Every entry must be copied word for word.

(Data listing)
* start *

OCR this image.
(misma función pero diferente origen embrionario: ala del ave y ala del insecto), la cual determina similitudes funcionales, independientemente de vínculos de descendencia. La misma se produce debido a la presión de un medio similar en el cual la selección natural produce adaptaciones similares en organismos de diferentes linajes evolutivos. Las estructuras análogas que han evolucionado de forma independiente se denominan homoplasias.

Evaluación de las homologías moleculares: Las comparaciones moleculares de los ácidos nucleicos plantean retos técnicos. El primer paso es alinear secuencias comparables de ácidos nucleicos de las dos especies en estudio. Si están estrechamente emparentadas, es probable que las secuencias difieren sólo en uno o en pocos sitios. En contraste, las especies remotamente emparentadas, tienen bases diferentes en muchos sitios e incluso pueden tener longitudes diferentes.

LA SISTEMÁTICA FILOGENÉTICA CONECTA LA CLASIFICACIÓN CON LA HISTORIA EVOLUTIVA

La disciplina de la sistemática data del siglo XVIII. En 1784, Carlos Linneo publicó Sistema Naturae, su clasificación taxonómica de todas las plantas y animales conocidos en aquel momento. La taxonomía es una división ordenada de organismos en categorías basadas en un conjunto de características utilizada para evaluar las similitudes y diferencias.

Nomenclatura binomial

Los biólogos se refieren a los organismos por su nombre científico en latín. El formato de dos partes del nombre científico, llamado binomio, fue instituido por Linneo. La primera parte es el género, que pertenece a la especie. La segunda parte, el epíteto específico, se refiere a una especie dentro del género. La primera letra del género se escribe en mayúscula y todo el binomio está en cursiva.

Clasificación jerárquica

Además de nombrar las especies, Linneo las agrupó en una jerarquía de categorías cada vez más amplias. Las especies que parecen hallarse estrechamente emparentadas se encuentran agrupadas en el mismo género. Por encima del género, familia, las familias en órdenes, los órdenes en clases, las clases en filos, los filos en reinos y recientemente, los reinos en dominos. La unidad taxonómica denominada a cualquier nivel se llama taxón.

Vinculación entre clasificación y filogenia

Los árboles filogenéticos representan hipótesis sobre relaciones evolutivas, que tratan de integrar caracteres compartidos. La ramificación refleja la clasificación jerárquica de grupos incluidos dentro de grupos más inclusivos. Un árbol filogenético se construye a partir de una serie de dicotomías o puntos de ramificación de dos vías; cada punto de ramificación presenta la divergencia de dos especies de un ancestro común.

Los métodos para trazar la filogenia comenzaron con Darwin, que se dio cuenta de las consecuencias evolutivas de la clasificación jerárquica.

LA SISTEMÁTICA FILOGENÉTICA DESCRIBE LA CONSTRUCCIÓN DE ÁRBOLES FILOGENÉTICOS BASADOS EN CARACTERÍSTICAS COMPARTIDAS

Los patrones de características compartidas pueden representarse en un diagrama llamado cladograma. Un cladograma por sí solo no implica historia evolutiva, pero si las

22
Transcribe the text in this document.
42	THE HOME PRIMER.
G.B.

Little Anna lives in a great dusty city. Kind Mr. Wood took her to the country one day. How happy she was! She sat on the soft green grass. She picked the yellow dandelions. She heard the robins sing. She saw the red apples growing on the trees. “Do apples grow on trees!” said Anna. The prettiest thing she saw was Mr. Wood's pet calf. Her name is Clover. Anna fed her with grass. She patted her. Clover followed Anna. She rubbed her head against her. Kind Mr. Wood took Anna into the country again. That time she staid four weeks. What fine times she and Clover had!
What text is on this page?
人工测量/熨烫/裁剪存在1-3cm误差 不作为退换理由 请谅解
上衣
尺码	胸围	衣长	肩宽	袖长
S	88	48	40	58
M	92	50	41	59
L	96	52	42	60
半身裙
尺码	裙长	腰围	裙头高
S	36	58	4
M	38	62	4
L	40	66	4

* end *

**Task response**.
OCR this image.
(misma función pero diferente origen embrionario: ala del ave y ala del insecto), la cual determina similitudes funcionales, independientemente de vínculos de descendencia. La misma se produce debido a la presión de un medio similar en el cual la selección natural produce adaptaciones similares en organismos de diferentes linajes evolutivos. Las estructuras análogas que han evolucionado de forma independiente se denominan homoplasias.

Evaluación de las homologías moleculares: Las comparaciones moleculares de los ácidos nucleicos plantean retos técnicos. El primer paso es alinear secuencias comparables de ácidos nucleicos de las dos especies en estudio. Si están estrechamente emparentadas, es probable que las secuencias difieren sólo en uno o en pocos sitios. En contraste, las especies remotamente emparentadas, tienen bases diferentes en muchos sitios e incluso pueden tener longitudes diferentes.

LA SISTEMÁTICA FILOGENÉTICA CONECTA LA CLASIFICACIÓN CON LA HISTORIA EVOLUTIVA

La disciplina de la sistemática data del siglo XVIII. En 1784, Carlos Linneo publicó Sistema Naturae, su clasificación taxonómica de todas las plantas y animales conocidos en aquel momento. La taxonomía es una división ordenada de organismos en categorías basadas en un conjunto de características utilizada para evaluar las similitudes y diferencias.

Nomenclatura binomial

Los biólogos se refieren a los organismos por su nombre científico en latín. El formato de dos partes del nombre científico, llamado binomio, fue instituido por Linneo. La primera parte es el género, que pertenece a la especie. La segunda parte, el epíteto específico, se refiere a una especie dentro del género. La primera letra del género se escribe en mayúscula y todo el binomio está en cursiva.

Clasificación jerárquica

Además de nombrar las especies, Linneo las agrupó en una jerarquía de categorías cada vez más amplias. Las especies que parecen hallarse estrechamente emparentadas se encuentran agrupadas en el mismo género. Por encima del género, familia, las familias en órdenes, los órdenes en clases, las clases en filos, los filos en reinos y recientemente, los reinos en dominos. La unidad taxonómica denominada a cualquier nivel se llama taxón.

Vinculación entre clasificación y filogenia

Los árboles filogenéticos representan hipótesis sobre relaciones evolutivas, que tratan de integrar caracteres compartidos. La ramificación refleja la clasificación jerárquica de grupos incluidos dentro de grupos más inclusivos. Un árbol filogenético se construye a partir de una serie de dicotomías o puntos de ramificación de dos vías; cada punto de ramificación presenta la divergencia de dos especies de un ancestro común.

Los métodos para trazar la filogenia comenzaron con Darwin, que se dio cuenta de las consecuencias evolutivas de la clasificación jerárquica.

LA SISTEMÁTICA FILOGENÉTICA DESCRIBE LA CONSTRUCCIÓN DE ÁRBOLES FILOGENÉTICOS BASADOS EN CARACTERÍSTICAS COMPARTIDAS

Los patrones de características compartidas pueden representarse en un diagrama llamado cladograma. Un cladograma por sí solo no implica historia evolutiva, pero si las

22
Transcribe the text in this document.
42	THE HOME PRIMER.
G.B.

Little Anna lives in a great dusty city. Kind Mr. Wood took her to the country one day. How happy she was! She sat on the soft green grass. She picked the yellow dandelions. She heard the robins sing. She saw the red apples growing on the trees. “Do apples grow on trees!” said Anna. The prettiest thing she saw was Mr. Wood's pet calf. Her name is Clover. Anna fed her with grass. She patted her. Clover followed Anna. She rubbed her head against her. Kind Mr. Wood took Anna into the country again. That time she staid four weeks. What fine times she and Clover had!
What text is on this page?
人工测量/熨烫/裁剪存在1-3cm误差 不作为退换理由 请谅解
上衣
尺码	胸围	衣长	肩宽	袖长
S	88	48	40	58
M	92	50	41	59
L	96	52	42	60
半身裙
尺码	裙长	腰围	裙头高
S	36	58	4
M	38	62	4
L	40	66	4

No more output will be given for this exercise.